[WHAT THE EXERCISE ASKS]
Copy out every line in which the string "文頭の語も小文字にしてあります" occurs.

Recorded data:
■ ■ ■ ■ ■ ■ ■

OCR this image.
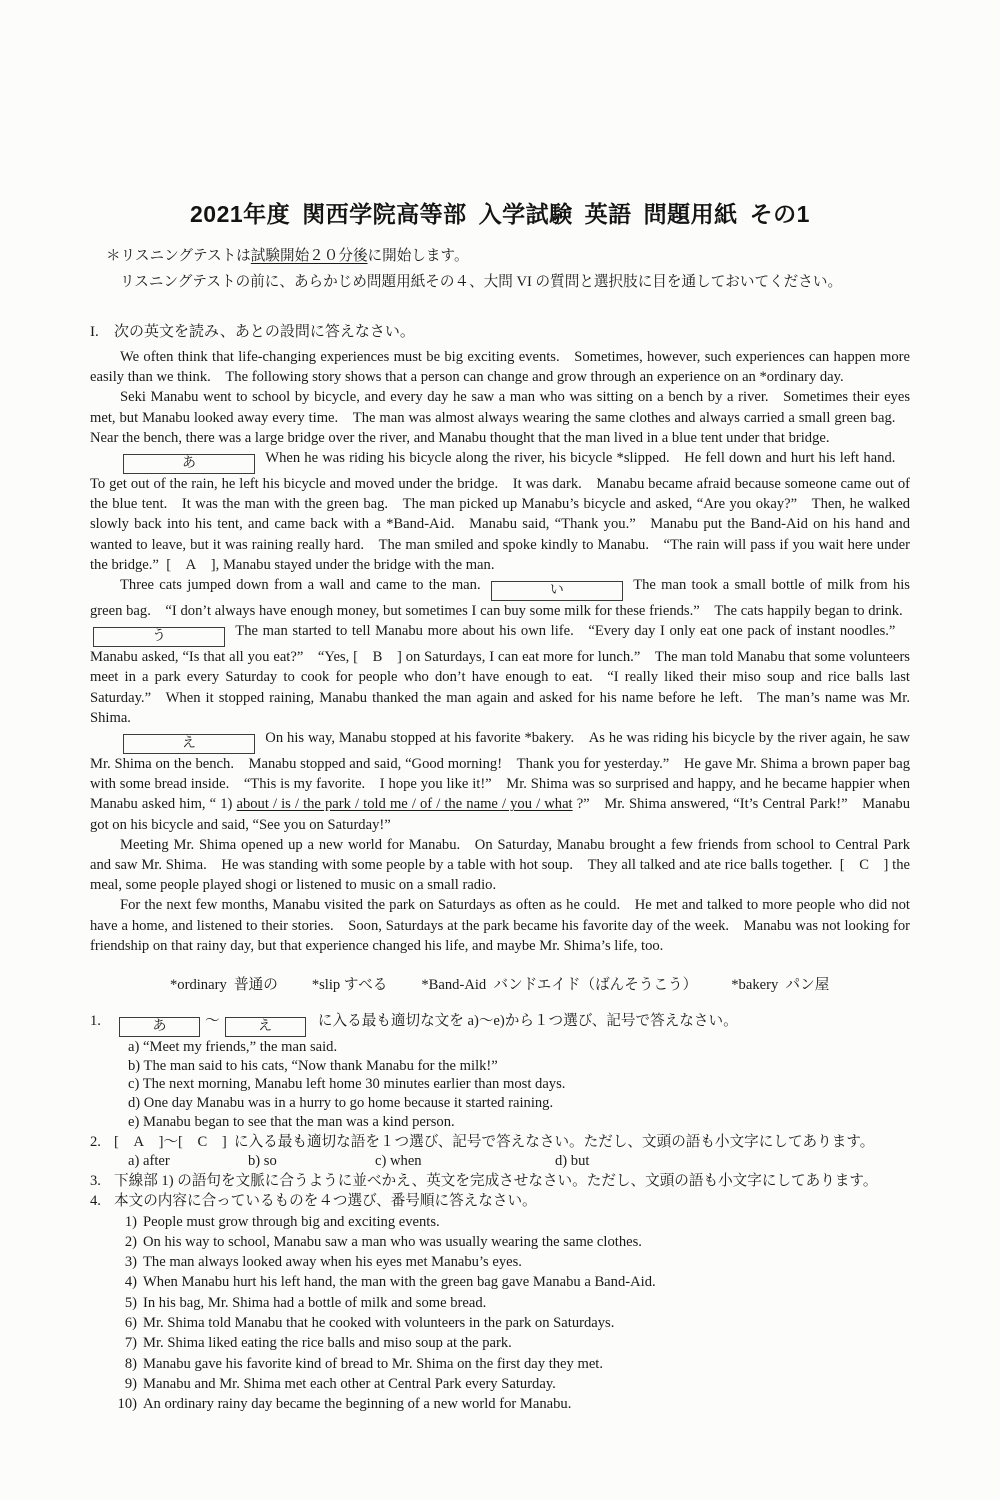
2021年度 関西学院高等部 入学試験 英語 問題用紙 その1

＊リスニングテストは試験開始２０分後に開始します。

リスニングテストの前に、あらかじめ問題用紙その４、大問 VI の質問と選択肢に目を通しておいてください。

I. 次の英文を読み、あとの設問に答えなさい。

We often think that life-changing experiences must be big exciting events. Sometimes, however, such experiences can happen more easily than we think. The following story shows that a person can change and grow through an experience on an *ordinary day.

Seki Manabu went to school by bicycle, and every day he saw a man who was sitting on a bench by a river. Sometimes their eyes met, but Manabu looked away every time. The man was almost always wearing the same clothes and always carried a small green bag. Near the bench, there was a large bridge over the river, and Manabu thought that the man lived in a blue tent under that bridge.

あ	 When he was riding his bicycle along the river, his bicycle *slipped. He fell down and hurt his left hand. To get out of the rain, he left his bicycle and moved under the bridge. It was dark. Manabu became afraid because someone came out of the blue tent. It was the man with the green bag. The man picked up Manabu’s bicycle and asked, “Are you okay?” Then, he walked slowly back into his tent, and came back with a *Band-Aid. Manabu said, “Thank you.” Manabu put the Band-Aid on his hand and wanted to leave, but it was raining really hard. The man smiled and spoke kindly to Manabu. “The rain will pass if you wait here under the bridge.” [  A  ], Manabu stayed under the bridge with the man.

Three cats jumped down from a wall and came to the man. 	い	 The man took a small bottle of milk from his green bag. “I don’t always have enough money, but sometimes I can buy some milk for these friends.” The cats happily began to drink. う	 The man started to tell Manabu more about his own life. “Every day I only eat one pack of instant noodles.” Manabu asked, “Is that all you eat?” “Yes, [  B  ] on Saturdays, I can eat more for lunch.” The man told Manabu that some volunteers meet in a park every Saturday to cook for people who don’t have enough to eat. “I really liked their miso soup and rice balls last Saturday.” When it stopped raining, Manabu thanked the man again and asked for his name before he left. The man’s name was Mr. Shima.

え	 On his way, Manabu stopped at his favorite *bakery. As he was riding his bicycle by the river again, he saw Mr. Shima on the bench. Manabu stopped and said, “Good morning! Thank you for yesterday.” He gave Mr. Shima a brown paper bag with some bread inside. “This is my favorite. I hope you like it!” Mr. Shima was so surprised and happy, and he became happier when Manabu asked him, “ 1) about / is / the park / told me / of / the name / you / what ?” Mr. Shima answered, “It’s Central Park!” Manabu got on his bicycle and said, “See you on Saturday!”

Meeting Mr. Shima opened up a new world for Manabu. On Saturday, Manabu brought a few friends from school to Central Park and saw Mr. Shima. He was standing with some people by a table with hot soup. They all talked and ate rice balls together. [  C  ] the meal, some people played shogi or listened to music on a small radio.

For the next few months, Manabu visited the park on Saturdays as often as he could. He met and talked to more people who did not have a home, and listened to their stories. Soon, Saturdays at the park became his favorite day of the week. Manabu was not looking for friendship on that rainy day, but that experience changed his life, and maybe Mr. Shima’s life, too.

*ordinary 普通の *slip すべる *Band-Aid バンドエイド（ばんそうこう） *bakery パン屋

1.	あ	～	え	 に入る最も適切な文を a)～e)から１つ選び、記号で答えなさい。

a) “Meet my friends,” the man said.

b) The man said to his cats, “Now thank Manabu for the milk!”

c) The next morning, Manabu left home 30 minutes earlier than most days.

d) One day Manabu was in a hurry to go home because it started raining.

e) Manabu began to see that the man was a kind person.

2. [  A  ]～[  C  ] に入る最も適切な語を１つ選び、記号で答えなさい。ただし、文頭の語も小文字にしてあります。

a) after	b) so	c) when	d) but

3. 下線部 1) の語句を文脈に合うように並べかえ、英文を完成させなさい。ただし、文頭の語も小文字にしてあります。

4. 本文の内容に合っているものを４つ選び、番号順に答えなさい。

1) People must grow through big and exciting events.

2) On his way to school, Manabu saw a man who was usually wearing the same clothes.

3) The man always looked away when his eyes met Manabu’s eyes.

4) When Manabu hurt his left hand, the man with the green bag gave Manabu a Band-Aid.

5) In his bag, Mr. Shima had a bottle of milk and some bread.

6) Mr. Shima told Manabu that he cooked with volunteers in the park on Saturdays.

7) Mr. Shima liked eating the rice balls and miso soup at the park.

8) Manabu gave his favorite kind of bread to Mr. Shima on the first day they met.

9) Manabu and Mr. Shima met each other at Central Park every Saturday.

10) An ordinary rainy day became the beginning of a new world for Manabu.
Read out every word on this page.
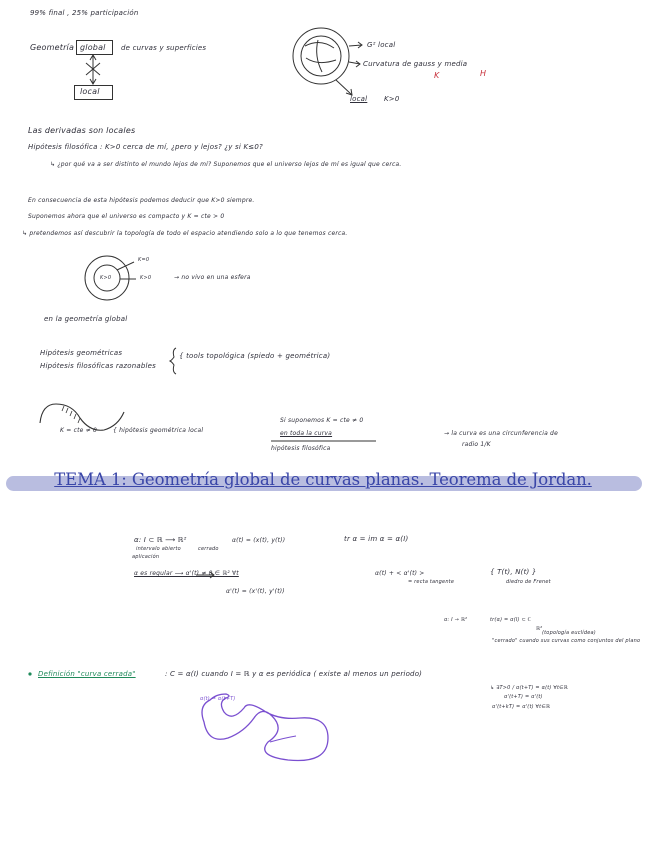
99% final , 25% participación
Geometría global de curvas y superficies
local
G² local
Curvatura de gauss y media
K	H
local K>0
Las derivadas son locales
Hipótesis filosófica : K>0 cerca de mí, ¿pero y lejos? ¿y si K≤0?
↳ ¿por qué va a ser distinto el mundo lejos de mí? Suponemos que el universo lejos de mí es igual que cerca.
En consecuencia de esta hipótesis podemos deducir que K>0 siempre.
Suponemos ahora que el universo es compacto y K = cte > 0
↳ pretendemos así descubrir la topología de todo el espacio atendiendo solo a lo que tenemos cerca.
K>0
K=0
K>0	→ no vivo en una esfera
en la geometría global
Hipótesis geométricas
Hipótesis filosóficas razonables
{ tools topológica (spiedo + geométrica)
K = cte ≠ 0	{ hipótesis geométrica local
Si suponemos K = cte ≠ 0
en toda la curva
hipótesis filosófica
→ la curva es una circunferencia de
radio 1/K
TEMA 1: Geometría global de curvas planas. Teorema de Jordan.
α: I ⊂ ℝ ⟶ ℝ²
intervalo abierto	cerrado
aplicación
α(t) = (x(t), y(t))	tr α = im α = α(I)
α es regular ⟶ α'(t) ≠ 0 ∈ ℝ² ∀t
α'(t) = (x'(t), y'(t))
α(t) + < α'(t) >
= recta tangente
{ T(t), N(t) }
diedro de Frenet
α: I → ℝ²	tr(α) = α(I) ⊂ ℂ
ℝ²
(topología euclídea)
"cerrado" cuando sus curvas como conjuntos del plano
Definición "curva cerrada"	: C = α(I) cuando I = ℝ y α es periódica ( existe al menos un periodo)
↳ ∃T>0 / α(t+T) = α(t) ∀t∈ℝ
α'(t+T) = α'(t)
α'(t+kT) = α'(t) ∀t∈ℝ
α(t) = α(t+T)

■ ■ ■ ■ ■ ■ ■

[RESPONSE FOR THIS EXERCISE]
2. [  A  ]～[  C  ] に入る最も適切な語を１つ選び、記号で答えなさい。ただし、文頭の語も小文字にしてあります。
3. 下線部 1) の語句を文脈に合うように並べかえ、英文を完成させなさい。ただし、文頭の語も小文字にしてあります。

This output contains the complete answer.